=== PROMPT ===
Quote each record exactly, please, leaving none out.

=== EXTRACTED ENTRIES ===

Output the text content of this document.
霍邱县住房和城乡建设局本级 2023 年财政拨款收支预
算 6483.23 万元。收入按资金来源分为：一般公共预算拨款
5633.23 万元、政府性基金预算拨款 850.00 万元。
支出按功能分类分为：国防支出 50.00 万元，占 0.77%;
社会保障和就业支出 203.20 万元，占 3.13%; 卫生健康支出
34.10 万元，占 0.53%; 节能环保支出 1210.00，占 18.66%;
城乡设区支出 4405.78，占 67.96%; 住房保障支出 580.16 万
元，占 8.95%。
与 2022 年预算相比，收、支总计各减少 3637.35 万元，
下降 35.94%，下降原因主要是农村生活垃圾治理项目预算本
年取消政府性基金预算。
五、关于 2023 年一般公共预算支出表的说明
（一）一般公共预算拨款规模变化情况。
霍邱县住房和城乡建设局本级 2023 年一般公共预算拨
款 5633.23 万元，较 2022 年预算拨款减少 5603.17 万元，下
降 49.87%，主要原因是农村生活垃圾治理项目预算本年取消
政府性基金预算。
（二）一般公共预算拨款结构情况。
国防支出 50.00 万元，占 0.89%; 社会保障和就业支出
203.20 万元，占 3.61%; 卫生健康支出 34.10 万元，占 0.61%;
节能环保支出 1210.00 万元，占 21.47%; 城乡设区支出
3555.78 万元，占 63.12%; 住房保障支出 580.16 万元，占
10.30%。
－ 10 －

=== EXERCISE ANSWER ===
Output the text content of this document.
霍邱县住房和城乡建设局本级 2023 年财政拨款收支预
算 6483.23 万元。收入按资金来源分为：一般公共预算拨款
5633.23 万元、政府性基金预算拨款 850.00 万元。
支出按功能分类分为：国防支出 50.00 万元，占 0.77%;
社会保障和就业支出 203.20 万元，占 3.13%; 卫生健康支出
34.10 万元，占 0.53%; 节能环保支出 1210.00，占 18.66%;
城乡设区支出 4405.78，占 67.96%; 住房保障支出 580.16 万
元，占 8.95%。
与 2022 年预算相比，收、支总计各减少 3637.35 万元，
下降 35.94%，下降原因主要是农村生活垃圾治理项目预算本
年取消政府性基金预算。
五、关于 2023 年一般公共预算支出表的说明
（一）一般公共预算拨款规模变化情况。
霍邱县住房和城乡建设局本级 2023 年一般公共预算拨
款 5633.23 万元，较 2022 年预算拨款减少 5603.17 万元，下
降 49.87%，主要原因是农村生活垃圾治理项目预算本年取消
政府性基金预算。
（二）一般公共预算拨款结构情况。
国防支出 50.00 万元，占 0.89%; 社会保障和就业支出
203.20 万元，占 3.61%; 卫生健康支出 34.10 万元，占 0.61%;
节能环保支出 1210.00 万元，占 21.47%; 城乡设区支出
3555.78 万元，占 63.12%; 住房保障支出 580.16 万元，占
10.30%。
－ 10 －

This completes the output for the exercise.